[Begin RECORDED DATA]

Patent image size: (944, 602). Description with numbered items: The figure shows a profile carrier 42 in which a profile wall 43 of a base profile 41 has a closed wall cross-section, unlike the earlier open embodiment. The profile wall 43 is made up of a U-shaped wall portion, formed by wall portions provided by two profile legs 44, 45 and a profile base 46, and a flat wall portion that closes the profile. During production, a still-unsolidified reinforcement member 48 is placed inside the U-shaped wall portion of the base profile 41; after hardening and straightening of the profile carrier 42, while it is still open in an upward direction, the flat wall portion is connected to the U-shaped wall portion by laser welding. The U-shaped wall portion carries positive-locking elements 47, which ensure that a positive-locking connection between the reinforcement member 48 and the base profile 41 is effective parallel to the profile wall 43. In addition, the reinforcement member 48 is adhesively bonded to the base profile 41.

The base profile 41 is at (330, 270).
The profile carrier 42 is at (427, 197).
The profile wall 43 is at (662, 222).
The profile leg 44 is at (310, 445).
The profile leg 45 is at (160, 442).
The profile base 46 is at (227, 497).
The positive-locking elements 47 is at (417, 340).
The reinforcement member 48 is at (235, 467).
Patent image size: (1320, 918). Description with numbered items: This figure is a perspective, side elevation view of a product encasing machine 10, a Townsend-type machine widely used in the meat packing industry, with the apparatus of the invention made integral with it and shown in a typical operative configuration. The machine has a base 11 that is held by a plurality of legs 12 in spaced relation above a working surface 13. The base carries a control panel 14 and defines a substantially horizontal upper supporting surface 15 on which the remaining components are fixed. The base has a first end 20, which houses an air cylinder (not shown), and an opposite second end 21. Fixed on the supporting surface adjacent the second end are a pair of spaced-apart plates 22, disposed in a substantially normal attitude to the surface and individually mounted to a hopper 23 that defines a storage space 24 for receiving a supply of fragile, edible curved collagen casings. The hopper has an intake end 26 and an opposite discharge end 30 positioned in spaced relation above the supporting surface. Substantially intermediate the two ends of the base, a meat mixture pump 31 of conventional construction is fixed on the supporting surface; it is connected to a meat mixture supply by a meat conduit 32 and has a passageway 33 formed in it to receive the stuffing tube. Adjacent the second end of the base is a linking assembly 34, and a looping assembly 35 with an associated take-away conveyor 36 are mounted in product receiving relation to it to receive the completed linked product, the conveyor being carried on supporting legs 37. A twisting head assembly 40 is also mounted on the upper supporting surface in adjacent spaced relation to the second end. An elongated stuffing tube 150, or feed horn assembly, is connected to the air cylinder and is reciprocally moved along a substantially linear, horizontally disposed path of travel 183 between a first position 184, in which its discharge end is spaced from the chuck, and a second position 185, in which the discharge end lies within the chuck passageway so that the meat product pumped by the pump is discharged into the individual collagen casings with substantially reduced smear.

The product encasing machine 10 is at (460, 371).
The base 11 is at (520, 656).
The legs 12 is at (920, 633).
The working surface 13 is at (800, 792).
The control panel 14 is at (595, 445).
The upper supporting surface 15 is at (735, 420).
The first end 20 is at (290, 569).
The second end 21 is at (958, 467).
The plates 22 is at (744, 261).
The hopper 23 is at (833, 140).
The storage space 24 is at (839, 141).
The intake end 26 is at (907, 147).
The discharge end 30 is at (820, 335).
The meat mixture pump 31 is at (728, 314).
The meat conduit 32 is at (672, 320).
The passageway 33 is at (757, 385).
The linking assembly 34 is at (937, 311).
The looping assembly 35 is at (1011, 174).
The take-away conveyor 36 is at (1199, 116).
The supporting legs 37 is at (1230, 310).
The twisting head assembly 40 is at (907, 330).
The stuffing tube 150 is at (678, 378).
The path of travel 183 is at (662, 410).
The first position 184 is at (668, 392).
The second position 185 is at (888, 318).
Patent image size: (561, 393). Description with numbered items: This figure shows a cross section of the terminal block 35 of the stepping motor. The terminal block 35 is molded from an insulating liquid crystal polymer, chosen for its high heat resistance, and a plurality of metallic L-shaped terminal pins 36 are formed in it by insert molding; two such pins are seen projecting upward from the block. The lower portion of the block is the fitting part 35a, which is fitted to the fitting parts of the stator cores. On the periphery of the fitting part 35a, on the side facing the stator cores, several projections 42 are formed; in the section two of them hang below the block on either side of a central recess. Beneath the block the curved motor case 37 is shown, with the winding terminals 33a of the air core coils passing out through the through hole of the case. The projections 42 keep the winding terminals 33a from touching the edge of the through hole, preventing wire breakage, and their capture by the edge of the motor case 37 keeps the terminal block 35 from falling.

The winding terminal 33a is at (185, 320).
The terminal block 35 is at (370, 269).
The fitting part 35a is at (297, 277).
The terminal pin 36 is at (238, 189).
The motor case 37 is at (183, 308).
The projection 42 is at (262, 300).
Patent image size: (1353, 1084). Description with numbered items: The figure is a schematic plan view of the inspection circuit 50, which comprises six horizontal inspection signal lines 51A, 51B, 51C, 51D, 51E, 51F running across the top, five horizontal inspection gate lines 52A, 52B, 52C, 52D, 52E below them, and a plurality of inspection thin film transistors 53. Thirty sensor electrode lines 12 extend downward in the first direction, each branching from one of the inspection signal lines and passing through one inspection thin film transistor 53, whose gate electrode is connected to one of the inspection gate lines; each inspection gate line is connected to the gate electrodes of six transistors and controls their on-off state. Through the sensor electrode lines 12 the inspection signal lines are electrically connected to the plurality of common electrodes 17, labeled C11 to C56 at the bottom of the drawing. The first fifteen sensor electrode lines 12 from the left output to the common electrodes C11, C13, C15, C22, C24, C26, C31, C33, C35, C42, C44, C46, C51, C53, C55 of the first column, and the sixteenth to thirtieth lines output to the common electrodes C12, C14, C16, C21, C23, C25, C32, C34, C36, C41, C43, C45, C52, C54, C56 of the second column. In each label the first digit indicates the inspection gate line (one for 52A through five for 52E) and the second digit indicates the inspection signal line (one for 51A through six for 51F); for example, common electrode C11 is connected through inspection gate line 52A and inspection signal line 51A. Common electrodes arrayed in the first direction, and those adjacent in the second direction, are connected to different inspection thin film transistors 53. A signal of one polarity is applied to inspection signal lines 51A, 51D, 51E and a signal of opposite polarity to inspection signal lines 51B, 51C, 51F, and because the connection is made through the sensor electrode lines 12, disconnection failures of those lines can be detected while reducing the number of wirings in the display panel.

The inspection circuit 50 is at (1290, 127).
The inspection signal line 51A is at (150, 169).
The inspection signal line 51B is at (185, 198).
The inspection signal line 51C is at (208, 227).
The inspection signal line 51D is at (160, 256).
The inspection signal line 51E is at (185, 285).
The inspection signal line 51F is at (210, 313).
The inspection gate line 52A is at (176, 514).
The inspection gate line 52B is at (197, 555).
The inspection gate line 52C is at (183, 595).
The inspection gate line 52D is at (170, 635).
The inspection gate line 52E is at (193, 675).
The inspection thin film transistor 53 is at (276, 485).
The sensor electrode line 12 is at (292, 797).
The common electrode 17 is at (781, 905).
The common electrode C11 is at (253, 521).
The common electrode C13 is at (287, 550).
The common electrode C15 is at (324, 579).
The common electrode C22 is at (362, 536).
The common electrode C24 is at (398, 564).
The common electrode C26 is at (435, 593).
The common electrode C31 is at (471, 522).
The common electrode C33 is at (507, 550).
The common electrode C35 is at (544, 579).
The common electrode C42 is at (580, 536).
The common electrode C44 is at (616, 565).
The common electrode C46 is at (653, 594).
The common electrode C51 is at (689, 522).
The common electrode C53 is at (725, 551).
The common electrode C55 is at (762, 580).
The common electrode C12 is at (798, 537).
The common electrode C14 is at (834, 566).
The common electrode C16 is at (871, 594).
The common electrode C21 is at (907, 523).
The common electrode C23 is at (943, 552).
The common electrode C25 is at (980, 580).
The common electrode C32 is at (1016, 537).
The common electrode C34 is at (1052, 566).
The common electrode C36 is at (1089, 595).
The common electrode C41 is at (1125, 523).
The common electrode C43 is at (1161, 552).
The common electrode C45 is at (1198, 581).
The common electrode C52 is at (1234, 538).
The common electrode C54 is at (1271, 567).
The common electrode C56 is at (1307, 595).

[End RECORDED DATA]

> [TASK TO CARRY OUT] Please render everything from the start of the listing down to the line containing "The reinforcement member 48 is at (235, 467).", both ends included, as a Markdown table with the columns Row and Text, leaving out blank lines.

> [COMPLETED EXERCISE]
| Row | Text |
|---|---|
| 1 | Patent image size: (944, 602). Description with numbered items: The figure shows a profile carrier 42 in which a profile wall 43 of a base profile 41 has a closed wall cross-section, unlike the earlier open embodiment. The profile wall 43 is made up of a U-shaped wall portion, formed by wall portions provided by two profile legs 44, 45 and a profile base 46, and a flat wall portion that closes the profile. During production, a still-unsolidified reinforcement member 48 is placed inside the U-shaped wall portion of the base profile 41; after hardening and straightening of the profile carrier 42, while it is still open in an upward direction, the flat wall portion is connected to the U-shaped wall portion by laser welding. The U-shaped wall portion carries positive-locking elements 47, which ensure that a positive-locking connection between the reinforcement member 48 and the base profile 41 is effective parallel to the profile wall 43. In addition, the reinforcement member 48 is adhesively bonded to the base profile 41. |
| 2 | The base profile 41 is at (330, 270). |
| 3 | The profile carrier 42 is at (427, 197). |
| 4 | The profile wall 43 is at (662, 222). |
| 5 | The profile leg 44 is at (310, 445). |
| 6 | The profile leg 45 is at (160, 442). |
| 7 | The profile base 46 is at (227, 497). |
| 8 | The positive-locking elements 47 is at (417, 340). |
| 9 | The reinforcement member 48 is at (235, 467). |